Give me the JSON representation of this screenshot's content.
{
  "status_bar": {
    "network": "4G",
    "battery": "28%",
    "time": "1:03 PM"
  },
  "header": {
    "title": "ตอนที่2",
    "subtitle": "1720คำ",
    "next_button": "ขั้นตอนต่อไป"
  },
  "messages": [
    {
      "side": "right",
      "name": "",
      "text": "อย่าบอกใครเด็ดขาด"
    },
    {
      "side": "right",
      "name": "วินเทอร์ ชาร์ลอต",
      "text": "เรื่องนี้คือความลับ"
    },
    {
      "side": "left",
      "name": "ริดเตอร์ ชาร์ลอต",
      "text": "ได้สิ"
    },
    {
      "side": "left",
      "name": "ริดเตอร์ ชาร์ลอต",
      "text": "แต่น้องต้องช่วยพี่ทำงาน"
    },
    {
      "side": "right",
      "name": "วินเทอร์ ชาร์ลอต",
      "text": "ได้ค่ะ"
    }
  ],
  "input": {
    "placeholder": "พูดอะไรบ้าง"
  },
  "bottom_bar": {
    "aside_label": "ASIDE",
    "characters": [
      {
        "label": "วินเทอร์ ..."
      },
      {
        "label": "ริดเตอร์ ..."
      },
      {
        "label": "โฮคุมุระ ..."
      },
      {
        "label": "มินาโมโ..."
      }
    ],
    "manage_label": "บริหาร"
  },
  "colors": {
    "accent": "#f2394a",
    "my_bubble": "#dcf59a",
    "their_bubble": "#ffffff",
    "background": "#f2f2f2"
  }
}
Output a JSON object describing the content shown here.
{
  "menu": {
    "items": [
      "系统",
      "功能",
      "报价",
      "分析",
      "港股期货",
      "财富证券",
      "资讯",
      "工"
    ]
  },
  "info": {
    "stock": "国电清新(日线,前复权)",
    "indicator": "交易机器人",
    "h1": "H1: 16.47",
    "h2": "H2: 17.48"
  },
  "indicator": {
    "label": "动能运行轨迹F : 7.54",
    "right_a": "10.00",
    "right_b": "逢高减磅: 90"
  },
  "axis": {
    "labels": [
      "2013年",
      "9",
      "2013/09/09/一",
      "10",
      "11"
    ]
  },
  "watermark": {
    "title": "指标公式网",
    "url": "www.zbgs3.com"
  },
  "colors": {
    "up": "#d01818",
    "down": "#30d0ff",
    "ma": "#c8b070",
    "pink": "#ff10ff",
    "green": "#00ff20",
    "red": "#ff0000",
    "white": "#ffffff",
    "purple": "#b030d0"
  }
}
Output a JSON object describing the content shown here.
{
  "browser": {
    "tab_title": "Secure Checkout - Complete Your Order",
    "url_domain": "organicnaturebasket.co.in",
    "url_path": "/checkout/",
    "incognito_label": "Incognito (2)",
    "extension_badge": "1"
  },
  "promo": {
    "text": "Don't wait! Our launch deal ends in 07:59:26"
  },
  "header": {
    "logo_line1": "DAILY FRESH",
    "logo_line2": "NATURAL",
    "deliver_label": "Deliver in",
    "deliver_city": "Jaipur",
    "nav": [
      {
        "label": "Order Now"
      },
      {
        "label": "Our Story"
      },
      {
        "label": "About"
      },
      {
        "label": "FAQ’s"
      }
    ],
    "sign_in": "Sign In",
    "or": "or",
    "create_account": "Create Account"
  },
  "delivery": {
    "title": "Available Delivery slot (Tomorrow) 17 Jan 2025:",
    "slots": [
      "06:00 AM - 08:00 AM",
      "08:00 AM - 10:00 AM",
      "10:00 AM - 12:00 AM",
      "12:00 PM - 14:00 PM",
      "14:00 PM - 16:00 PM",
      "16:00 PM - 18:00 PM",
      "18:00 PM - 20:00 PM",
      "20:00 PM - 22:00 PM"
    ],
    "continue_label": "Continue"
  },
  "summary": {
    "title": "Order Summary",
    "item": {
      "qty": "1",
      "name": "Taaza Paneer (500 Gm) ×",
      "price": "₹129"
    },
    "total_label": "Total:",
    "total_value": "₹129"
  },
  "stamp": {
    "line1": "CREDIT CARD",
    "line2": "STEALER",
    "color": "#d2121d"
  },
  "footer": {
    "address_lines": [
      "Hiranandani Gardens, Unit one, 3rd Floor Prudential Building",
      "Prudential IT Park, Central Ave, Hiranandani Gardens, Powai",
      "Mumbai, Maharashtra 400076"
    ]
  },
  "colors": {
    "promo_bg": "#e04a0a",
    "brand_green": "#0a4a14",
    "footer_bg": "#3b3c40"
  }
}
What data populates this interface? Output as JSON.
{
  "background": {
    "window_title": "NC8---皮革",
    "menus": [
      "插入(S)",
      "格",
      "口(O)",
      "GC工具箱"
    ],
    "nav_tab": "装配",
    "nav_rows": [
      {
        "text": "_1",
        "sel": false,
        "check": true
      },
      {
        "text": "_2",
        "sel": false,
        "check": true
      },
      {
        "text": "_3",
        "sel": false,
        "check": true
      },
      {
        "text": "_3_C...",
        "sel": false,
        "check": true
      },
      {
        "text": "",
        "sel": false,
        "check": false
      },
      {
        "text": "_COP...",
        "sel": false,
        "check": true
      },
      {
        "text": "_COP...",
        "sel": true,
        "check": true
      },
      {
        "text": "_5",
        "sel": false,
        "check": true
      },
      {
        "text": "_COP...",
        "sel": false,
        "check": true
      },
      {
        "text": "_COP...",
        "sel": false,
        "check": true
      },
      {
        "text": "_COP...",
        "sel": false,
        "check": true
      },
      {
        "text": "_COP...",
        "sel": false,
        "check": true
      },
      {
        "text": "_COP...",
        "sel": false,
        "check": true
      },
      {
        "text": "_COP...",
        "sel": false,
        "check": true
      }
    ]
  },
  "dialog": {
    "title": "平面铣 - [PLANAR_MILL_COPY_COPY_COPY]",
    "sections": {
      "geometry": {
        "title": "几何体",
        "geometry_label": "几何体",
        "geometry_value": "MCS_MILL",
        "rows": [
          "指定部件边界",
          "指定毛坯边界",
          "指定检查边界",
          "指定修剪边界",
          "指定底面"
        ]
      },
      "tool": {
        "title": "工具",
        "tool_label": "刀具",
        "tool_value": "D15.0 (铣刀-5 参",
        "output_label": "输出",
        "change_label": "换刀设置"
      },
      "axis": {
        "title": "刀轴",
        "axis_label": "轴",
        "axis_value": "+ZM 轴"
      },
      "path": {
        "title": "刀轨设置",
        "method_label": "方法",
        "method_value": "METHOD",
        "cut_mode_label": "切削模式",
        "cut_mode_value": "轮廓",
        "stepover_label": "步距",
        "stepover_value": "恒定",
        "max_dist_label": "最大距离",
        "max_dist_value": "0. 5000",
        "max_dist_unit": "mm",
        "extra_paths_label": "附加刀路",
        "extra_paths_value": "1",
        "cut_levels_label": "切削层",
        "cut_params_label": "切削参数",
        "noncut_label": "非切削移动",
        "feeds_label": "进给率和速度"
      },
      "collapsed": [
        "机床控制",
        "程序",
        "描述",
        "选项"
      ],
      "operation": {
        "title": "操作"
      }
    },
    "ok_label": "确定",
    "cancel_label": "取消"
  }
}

- SHORT PROBLEM -
Set down the entries above again, word for word.

- EXERCISE RESULT -
Give me the JSON representation of this screenshot's content.
{
  "status_bar": {
    "network": "4G",
    "battery": "28%",
    "time": "1:03 PM"
  },
  "header": {
    "title": "ตอนที่2",
    "subtitle": "1720คำ",
    "next_button": "ขั้นตอนต่อไป"
  },
  "messages": [
    {
      "side": "right",
      "name": "",
      "text": "อย่าบอกใครเด็ดขาด"
    },
    {
      "side": "right",
      "name": "วินเทอร์ ชาร์ลอต",
      "text": "เรื่องนี้คือความลับ"
    },
    {
      "side": "left",
      "name": "ริดเตอร์ ชาร์ลอต",
      "text": "ได้สิ"
    },
    {
      "side": "left",
      "name": "ริดเตอร์ ชาร์ลอต",
      "text": "แต่น้องต้องช่วยพี่ทำงาน"
    },
    {
      "side": "right",
      "name": "วินเทอร์ ชาร์ลอต",
      "text": "ได้ค่ะ"
    }
  ],
  "input": {
    "placeholder": "พูดอะไรบ้าง"
  },
  "bottom_bar": {
    "aside_label": "ASIDE",
    "characters": [
      {
        "label": "วินเทอร์ ..."
      },
      {
        "label": "ริดเตอร์ ..."
      },
      {
        "label": "โฮคุมุระ ..."
      },
      {
        "label": "มินาโมโ..."
      }
    ],
    "manage_label": "บริหาร"
  },
  "colors": {
    "accent": "#f2394a",
    "my_bubble": "#dcf59a",
    "their_bubble": "#ffffff",
    "background": "#f2f2f2"
  }
}
Output a JSON object describing the content shown here.
{
  "menu": {
    "items": [
      "系统",
      "功能",
      "报价",
      "分析",
      "港股期货",
      "财富证券",
      "资讯",
      "工"
    ]
  },
  "info": {
    "stock": "国电清新(日线,前复权)",
    "indicator": "交易机器人",
    "h1": "H1: 16.47",
    "h2": "H2: 17.48"
  },
  "indicator": {
    "label": "动能运行轨迹F : 7.54",
    "right_a": "10.00",
    "right_b": "逢高减磅: 90"
  },
  "axis": {
    "labels": [
      "2013年",
      "9",
      "2013/09/09/一",
      "10",
      "11"
    ]
  },
  "watermark": {
    "title": "指标公式网",
    "url": "www.zbgs3.com"
  },
  "colors": {
    "up": "#d01818",
    "down": "#30d0ff",
    "ma": "#c8b070",
    "pink": "#ff10ff",
    "green": "#00ff20",
    "red": "#ff0000",
    "white": "#ffffff",
    "purple": "#b030d0"
  }
}
Output a JSON object describing the content shown here.
{
  "browser": {
    "tab_title": "Secure Checkout - Complete Your Order",
    "url_domain": "organicnaturebasket.co.in",
    "url_path": "/checkout/",
    "incognito_label": "Incognito (2)",
    "extension_badge": "1"
  },
  "promo": {
    "text": "Don't wait! Our launch deal ends in 07:59:26"
  },
  "header": {
    "logo_line1": "DAILY FRESH",
    "logo_line2": "NATURAL",
    "deliver_label": "Deliver in",
    "deliver_city": "Jaipur",
    "nav": [
      {
        "label": "Order Now"
      },
      {
        "label": "Our Story"
      },
      {
        "label": "About"
      },
      {
        "label": "FAQ’s"
      }
    ],
    "sign_in": "Sign In",
    "or": "or",
    "create_account": "Create Account"
  },
  "delivery": {
    "title": "Available Delivery slot (Tomorrow) 17 Jan 2025:",
    "slots": [
      "06:00 AM - 08:00 AM",
      "08:00 AM - 10:00 AM",
      "10:00 AM - 12:00 AM",
      "12:00 PM - 14:00 PM",
      "14:00 PM - 16:00 PM",
      "16:00 PM - 18:00 PM",
      "18:00 PM - 20:00 PM",
      "20:00 PM - 22:00 PM"
    ],
    "continue_label": "Continue"
  },
  "summary": {
    "title": "Order Summary",
    "item": {
      "qty": "1",
      "name": "Taaza Paneer (500 Gm) ×",
      "price": "₹129"
    },
    "total_label": "Total:",
    "total_value": "₹129"
  },
  "stamp": {
    "line1": "CREDIT CARD",
    "line2": "STEALER",
    "color": "#d2121d"
  },
  "footer": {
    "address_lines": [
      "Hiranandani Gardens, Unit one, 3rd Floor Prudential Building",
      "Prudential IT Park, Central Ave, Hiranandani Gardens, Powai",
      "Mumbai, Maharashtra 400076"
    ]
  },
  "colors": {
    "promo_bg": "#e04a0a",
    "brand_green": "#0a4a14",
    "footer_bg": "#3b3c40"
  }
}
What data populates this interface? Output as JSON.
{
  "background": {
    "window_title": "NC8---皮革",
    "menus": [
      "插入(S)",
      "格",
      "口(O)",
      "GC工具箱"
    ],
    "nav_tab": "装配",
    "nav_rows": [
      {
        "text": "_1",
        "sel": false,
        "check": true
      },
      {
        "text": "_2",
        "sel": false,
        "check": true
      },
      {
        "text": "_3",
        "sel": false,
        "check": true
      },
      {
        "text": "_3_C...",
        "sel": false,
        "check": true
      },
      {
        "text": "",
        "sel": false,
        "check": false
      },
      {
        "text": "_COP...",
        "sel": false,
        "check": true
      },
      {
        "text": "_COP...",
        "sel": true,
        "check": true
      },
      {
        "text": "_5",
        "sel": false,
        "check": true
      },
      {
        "text": "_COP...",
        "sel": false,
        "check": true
      },
      {
        "text": "_COP...",
        "sel": false,
        "check": true
      },
      {
        "text": "_COP...",
        "sel": false,
        "check": true
      },
      {
        "text": "_COP...",
        "sel": false,
        "check": true
      },
      {
        "text": "_COP...",
        "sel": false,
        "check": true
      },
      {
        "text": "_COP...",
        "sel": false,
        "check": true
      }
    ]
  },
  "dialog": {
    "title": "平面铣 - [PLANAR_MILL_COPY_COPY_COPY]",
    "sections": {
      "geometry": {
        "title": "几何体",
        "geometry_label": "几何体",
        "geometry_value": "MCS_MILL",
        "rows": [
          "指定部件边界",
          "指定毛坯边界",
          "指定检查边界",
          "指定修剪边界",
          "指定底面"
        ]
      },
      "tool": {
        "title": "工具",
        "tool_label": "刀具",
        "tool_value": "D15.0 (铣刀-5 参",
        "output_label": "输出",
        "change_label": "换刀设置"
      },
      "axis": {
        "title": "刀轴",
        "axis_label": "轴",
        "axis_value": "+ZM 轴"
      },
      "path": {
        "title": "刀轨设置",
        "method_label": "方法",
        "method_value": "METHOD",
        "cut_mode_label": "切削模式",
        "cut_mode_value": "轮廓",
        "stepover_label": "步距",
        "stepover_value": "恒定",
        "max_dist_label": "最大距离",
        "max_dist_value": "0. 5000",
        "max_dist_unit": "mm",
        "extra_paths_label": "附加刀路",
        "extra_paths_value": "1",
        "cut_levels_label": "切削层",
        "cut_params_label": "切削参数",
        "noncut_label": "非切削移动",
        "feeds_label": "进给率和速度"
      },
      "collapsed": [
        "机床控制",
        "程序",
        "描述",
        "选项"
      ],
      "operation": {
        "title": "操作"
      }
    },
    "ok_label": "确定",
    "cancel_label": "取消"
  }
}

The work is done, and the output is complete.